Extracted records
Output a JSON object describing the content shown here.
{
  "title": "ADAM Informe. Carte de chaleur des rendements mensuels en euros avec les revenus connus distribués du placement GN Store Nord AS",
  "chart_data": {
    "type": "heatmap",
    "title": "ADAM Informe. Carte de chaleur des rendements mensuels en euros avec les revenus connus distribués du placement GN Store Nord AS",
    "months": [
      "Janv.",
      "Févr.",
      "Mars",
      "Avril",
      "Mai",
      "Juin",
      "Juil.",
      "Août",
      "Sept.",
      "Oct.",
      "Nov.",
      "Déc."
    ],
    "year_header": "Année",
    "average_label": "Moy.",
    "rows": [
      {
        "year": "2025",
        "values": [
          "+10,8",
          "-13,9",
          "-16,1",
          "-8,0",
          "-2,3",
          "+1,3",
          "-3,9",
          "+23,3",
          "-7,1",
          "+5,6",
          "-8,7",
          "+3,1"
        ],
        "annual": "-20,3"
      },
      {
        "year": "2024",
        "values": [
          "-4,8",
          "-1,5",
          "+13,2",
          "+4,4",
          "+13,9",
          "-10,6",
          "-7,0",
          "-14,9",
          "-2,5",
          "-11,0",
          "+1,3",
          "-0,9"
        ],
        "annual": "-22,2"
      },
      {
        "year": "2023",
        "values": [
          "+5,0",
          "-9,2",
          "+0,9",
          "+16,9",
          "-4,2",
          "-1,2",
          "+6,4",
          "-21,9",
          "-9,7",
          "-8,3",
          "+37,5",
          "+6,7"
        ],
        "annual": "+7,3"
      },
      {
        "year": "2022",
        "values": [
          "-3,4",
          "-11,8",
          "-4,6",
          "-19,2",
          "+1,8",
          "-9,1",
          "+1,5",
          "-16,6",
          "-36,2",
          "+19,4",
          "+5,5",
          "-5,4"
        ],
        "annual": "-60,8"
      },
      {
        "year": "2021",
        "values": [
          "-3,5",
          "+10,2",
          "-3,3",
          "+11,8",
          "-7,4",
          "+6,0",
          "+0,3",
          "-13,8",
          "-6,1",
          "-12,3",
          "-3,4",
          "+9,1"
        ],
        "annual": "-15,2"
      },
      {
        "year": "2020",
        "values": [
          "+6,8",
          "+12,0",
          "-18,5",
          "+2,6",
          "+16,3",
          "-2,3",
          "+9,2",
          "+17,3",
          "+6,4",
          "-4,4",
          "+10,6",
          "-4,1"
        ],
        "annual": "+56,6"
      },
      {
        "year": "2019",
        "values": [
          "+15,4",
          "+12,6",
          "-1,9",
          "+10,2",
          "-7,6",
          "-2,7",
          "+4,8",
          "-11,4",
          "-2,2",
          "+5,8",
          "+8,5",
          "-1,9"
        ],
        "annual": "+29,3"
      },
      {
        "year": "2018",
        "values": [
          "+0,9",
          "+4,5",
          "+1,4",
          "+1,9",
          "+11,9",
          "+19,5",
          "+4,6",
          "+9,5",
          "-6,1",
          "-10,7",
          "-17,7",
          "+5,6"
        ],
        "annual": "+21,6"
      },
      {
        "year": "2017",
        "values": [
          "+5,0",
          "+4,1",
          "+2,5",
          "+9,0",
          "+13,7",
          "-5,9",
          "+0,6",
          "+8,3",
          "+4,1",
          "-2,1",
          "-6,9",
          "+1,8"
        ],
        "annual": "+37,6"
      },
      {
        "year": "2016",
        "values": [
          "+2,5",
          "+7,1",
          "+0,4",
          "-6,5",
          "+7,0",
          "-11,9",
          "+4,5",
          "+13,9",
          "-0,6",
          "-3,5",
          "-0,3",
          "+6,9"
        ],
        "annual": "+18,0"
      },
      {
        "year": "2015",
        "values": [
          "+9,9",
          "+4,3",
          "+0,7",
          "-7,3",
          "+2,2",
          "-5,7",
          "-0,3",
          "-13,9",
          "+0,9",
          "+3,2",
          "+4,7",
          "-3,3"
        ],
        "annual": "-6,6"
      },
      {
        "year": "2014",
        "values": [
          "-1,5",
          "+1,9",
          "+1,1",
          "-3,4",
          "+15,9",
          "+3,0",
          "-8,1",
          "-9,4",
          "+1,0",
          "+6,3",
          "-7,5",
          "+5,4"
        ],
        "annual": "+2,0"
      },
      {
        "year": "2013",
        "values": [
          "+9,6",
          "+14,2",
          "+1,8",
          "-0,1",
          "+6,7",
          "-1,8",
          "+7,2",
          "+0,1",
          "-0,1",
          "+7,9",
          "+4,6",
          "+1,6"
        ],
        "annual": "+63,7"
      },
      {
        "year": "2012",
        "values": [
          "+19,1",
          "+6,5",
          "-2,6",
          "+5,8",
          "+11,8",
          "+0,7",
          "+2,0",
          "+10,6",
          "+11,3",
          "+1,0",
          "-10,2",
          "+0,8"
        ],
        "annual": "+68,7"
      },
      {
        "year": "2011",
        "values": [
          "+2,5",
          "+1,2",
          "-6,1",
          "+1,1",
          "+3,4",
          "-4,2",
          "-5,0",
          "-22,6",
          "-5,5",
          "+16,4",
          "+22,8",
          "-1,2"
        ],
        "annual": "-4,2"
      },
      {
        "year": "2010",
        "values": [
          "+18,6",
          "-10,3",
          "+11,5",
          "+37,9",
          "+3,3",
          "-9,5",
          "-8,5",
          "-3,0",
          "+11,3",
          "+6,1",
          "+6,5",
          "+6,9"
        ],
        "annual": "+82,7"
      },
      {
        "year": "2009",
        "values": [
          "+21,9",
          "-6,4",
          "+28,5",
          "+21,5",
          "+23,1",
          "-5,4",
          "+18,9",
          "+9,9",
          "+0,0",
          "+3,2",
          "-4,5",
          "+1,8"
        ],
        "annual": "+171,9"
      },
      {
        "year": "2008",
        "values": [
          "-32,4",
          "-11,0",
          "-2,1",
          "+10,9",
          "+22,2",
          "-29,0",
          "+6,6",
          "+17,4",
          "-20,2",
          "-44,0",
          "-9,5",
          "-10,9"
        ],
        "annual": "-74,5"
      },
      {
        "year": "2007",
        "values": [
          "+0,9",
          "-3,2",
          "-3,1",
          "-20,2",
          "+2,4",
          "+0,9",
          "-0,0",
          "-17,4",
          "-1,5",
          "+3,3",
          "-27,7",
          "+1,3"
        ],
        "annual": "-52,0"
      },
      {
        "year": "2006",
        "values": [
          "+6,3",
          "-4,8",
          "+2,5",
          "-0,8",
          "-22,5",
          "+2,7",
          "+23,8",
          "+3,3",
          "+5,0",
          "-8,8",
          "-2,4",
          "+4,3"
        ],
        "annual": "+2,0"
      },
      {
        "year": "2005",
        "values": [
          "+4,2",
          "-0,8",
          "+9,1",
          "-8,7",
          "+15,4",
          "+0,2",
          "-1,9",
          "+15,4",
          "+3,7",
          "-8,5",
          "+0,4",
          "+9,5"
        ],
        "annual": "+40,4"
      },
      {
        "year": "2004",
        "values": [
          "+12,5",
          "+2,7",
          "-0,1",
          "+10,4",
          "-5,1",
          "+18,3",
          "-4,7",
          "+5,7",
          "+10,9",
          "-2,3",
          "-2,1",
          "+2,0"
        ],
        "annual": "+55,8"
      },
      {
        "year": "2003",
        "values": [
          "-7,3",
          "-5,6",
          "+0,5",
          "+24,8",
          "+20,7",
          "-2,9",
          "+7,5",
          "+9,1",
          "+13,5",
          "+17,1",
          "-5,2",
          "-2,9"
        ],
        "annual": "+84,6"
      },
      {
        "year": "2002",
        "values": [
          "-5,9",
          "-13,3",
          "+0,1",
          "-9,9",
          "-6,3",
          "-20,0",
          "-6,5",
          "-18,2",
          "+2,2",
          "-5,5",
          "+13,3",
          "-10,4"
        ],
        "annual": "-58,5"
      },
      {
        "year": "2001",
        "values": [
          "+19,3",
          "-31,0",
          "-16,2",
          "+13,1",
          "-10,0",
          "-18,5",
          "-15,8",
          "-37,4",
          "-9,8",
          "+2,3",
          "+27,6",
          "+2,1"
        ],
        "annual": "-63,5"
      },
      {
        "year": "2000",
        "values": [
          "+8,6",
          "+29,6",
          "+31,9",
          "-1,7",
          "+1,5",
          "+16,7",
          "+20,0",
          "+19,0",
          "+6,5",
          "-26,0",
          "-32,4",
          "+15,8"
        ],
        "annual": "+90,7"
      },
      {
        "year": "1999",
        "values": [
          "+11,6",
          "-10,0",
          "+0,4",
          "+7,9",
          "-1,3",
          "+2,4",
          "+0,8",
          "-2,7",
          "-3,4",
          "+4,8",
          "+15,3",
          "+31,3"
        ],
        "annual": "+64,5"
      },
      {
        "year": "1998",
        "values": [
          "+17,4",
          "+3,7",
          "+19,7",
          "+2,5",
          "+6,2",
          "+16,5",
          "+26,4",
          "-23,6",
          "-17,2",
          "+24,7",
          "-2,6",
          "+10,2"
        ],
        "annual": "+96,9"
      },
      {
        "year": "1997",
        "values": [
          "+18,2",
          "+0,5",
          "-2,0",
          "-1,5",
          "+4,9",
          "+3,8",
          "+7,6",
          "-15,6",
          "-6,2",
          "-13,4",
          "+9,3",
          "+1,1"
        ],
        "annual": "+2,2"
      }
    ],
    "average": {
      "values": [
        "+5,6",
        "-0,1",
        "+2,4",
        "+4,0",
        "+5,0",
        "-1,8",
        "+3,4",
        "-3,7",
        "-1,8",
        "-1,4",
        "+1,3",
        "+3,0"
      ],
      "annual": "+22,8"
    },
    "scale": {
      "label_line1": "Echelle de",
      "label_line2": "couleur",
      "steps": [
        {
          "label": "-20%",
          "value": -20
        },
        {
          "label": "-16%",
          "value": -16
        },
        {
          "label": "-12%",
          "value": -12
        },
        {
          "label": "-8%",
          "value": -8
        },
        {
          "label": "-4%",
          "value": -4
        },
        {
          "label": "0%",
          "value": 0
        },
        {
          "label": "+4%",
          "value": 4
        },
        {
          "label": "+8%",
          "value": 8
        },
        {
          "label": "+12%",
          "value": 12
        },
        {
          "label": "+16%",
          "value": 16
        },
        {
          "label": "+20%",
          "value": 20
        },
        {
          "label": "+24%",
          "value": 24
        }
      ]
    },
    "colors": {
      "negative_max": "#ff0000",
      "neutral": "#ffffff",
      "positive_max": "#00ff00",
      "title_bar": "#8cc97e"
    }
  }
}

## WHAT NEEDS TO BE DONE
Review the preceding data and report every line that includes the string "Store".

## SOLUTION FOR THIS EXERCISE
  "title": "ADAM Informe. Carte de chaleur des rendements mensuels en euros avec les revenus connus distribués du placement GN Store Nord AS",
    "title": "ADAM Informe. Carte de chaleur des rendements mensuels en euros avec les revenus connus distribués du placement GN Store Nord AS",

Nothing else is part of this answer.